= Aim of the exercise =
Compute the number of lines that include the string "this", then output that number and nothing else.

Records from a data collection:

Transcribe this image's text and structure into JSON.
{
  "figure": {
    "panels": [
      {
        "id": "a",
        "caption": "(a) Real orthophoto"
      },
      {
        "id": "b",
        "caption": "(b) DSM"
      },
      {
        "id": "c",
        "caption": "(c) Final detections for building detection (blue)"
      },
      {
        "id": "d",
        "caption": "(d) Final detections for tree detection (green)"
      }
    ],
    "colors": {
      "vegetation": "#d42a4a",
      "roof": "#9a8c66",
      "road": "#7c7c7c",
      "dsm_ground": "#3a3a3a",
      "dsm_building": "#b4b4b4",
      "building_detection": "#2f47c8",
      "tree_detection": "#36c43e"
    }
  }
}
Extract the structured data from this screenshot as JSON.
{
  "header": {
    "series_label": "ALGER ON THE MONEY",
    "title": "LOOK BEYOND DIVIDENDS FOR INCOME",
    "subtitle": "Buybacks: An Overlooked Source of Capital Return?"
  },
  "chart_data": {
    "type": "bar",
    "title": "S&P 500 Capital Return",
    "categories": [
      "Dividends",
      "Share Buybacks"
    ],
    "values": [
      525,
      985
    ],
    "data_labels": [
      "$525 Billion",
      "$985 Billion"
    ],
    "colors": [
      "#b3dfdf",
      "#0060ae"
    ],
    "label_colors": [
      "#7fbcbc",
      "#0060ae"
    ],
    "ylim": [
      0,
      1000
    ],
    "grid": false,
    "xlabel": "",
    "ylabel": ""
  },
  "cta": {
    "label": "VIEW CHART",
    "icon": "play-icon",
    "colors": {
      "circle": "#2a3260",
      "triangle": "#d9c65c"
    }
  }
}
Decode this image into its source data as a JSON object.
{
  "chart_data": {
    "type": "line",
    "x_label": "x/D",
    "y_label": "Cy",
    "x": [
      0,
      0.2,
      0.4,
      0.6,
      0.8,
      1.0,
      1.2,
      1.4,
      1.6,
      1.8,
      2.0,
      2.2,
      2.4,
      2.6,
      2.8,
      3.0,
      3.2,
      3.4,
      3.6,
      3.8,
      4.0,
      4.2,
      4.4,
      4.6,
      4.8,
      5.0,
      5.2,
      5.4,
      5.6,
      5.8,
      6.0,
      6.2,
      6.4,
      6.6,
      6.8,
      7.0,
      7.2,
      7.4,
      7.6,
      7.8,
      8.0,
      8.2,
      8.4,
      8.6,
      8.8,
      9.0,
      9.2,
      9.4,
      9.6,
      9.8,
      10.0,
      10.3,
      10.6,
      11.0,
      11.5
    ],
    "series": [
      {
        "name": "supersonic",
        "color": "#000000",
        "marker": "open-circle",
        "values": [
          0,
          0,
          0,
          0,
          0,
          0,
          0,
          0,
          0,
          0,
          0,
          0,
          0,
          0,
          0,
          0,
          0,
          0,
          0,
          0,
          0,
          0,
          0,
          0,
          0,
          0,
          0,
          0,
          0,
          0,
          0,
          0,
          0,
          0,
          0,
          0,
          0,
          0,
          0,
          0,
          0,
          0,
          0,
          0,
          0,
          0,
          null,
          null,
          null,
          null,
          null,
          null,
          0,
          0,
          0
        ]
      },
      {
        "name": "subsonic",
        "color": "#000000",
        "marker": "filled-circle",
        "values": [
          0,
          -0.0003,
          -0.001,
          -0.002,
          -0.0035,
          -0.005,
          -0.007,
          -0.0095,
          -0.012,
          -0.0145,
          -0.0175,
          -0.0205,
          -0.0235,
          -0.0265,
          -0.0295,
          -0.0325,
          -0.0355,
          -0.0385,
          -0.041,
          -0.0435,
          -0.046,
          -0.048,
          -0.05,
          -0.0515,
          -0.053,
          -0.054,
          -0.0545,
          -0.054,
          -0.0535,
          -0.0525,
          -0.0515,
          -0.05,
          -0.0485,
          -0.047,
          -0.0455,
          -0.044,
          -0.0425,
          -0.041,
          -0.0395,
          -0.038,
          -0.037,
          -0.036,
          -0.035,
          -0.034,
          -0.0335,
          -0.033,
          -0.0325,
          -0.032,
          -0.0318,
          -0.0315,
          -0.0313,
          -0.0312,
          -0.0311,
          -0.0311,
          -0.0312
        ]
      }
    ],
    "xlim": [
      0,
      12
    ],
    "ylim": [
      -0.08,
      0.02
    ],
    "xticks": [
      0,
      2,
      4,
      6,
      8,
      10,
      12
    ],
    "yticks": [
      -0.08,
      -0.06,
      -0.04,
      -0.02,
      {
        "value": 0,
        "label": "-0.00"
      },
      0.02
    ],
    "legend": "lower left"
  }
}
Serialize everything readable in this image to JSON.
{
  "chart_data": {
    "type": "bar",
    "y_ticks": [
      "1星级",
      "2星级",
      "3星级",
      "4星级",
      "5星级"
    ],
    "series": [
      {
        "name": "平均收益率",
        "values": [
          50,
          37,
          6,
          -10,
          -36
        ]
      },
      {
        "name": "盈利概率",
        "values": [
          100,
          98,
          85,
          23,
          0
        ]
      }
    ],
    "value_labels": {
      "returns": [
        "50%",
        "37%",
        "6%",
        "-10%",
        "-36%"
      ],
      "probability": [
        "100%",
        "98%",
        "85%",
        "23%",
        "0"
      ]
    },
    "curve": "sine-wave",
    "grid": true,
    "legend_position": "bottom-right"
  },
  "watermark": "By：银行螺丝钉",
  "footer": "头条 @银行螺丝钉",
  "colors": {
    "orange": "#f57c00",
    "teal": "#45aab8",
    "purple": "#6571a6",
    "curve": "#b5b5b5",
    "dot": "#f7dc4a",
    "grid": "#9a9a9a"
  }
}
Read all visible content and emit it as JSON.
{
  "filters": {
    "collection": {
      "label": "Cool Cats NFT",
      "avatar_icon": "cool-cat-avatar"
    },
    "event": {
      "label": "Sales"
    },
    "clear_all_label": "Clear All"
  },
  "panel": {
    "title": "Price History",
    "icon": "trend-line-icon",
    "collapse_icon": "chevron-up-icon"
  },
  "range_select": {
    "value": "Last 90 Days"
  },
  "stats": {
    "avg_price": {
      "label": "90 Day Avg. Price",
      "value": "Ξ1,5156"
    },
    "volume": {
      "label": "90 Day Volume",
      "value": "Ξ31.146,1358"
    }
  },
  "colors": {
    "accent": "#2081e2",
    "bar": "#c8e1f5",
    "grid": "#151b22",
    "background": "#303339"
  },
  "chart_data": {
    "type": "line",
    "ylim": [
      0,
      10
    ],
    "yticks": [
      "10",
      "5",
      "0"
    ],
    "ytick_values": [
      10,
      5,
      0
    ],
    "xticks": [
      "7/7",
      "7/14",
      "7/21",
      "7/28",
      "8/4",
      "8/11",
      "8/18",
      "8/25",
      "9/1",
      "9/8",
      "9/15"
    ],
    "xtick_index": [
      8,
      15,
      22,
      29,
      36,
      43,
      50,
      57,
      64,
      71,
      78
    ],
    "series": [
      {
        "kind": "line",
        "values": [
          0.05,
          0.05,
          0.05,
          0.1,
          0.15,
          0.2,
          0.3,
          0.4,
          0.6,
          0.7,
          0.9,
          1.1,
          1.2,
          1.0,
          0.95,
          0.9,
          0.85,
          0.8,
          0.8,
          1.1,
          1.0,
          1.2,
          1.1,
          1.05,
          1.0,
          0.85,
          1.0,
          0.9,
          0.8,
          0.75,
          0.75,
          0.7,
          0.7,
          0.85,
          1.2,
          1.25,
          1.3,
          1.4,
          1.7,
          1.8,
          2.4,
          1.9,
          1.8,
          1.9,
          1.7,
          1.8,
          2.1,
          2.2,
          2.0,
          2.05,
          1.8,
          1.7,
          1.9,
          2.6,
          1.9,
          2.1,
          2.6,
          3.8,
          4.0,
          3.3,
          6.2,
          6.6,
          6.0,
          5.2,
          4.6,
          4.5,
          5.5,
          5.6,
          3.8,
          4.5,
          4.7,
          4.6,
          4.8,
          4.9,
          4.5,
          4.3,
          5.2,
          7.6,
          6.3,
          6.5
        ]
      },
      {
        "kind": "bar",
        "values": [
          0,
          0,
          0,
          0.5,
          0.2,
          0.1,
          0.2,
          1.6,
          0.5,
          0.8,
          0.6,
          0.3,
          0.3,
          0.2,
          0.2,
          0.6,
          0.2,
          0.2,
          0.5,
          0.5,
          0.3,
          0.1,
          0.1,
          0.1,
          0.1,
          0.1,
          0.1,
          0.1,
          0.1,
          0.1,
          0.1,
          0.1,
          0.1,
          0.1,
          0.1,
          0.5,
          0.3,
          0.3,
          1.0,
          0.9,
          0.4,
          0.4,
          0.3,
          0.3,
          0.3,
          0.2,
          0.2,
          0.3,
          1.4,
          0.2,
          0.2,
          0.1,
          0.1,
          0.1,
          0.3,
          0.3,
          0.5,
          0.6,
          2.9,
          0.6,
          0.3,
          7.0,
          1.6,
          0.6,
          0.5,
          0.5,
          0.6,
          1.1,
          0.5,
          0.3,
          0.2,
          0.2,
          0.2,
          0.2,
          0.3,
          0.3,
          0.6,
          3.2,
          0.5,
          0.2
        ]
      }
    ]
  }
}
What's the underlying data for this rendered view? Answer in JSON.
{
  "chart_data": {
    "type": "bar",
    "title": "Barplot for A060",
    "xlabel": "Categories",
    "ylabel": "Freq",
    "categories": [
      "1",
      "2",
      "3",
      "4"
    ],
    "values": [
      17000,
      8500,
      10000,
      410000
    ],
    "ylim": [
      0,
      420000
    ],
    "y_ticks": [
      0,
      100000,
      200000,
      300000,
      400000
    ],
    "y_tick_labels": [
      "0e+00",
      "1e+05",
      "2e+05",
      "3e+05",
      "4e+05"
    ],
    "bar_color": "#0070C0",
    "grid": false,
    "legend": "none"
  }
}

= Response =
5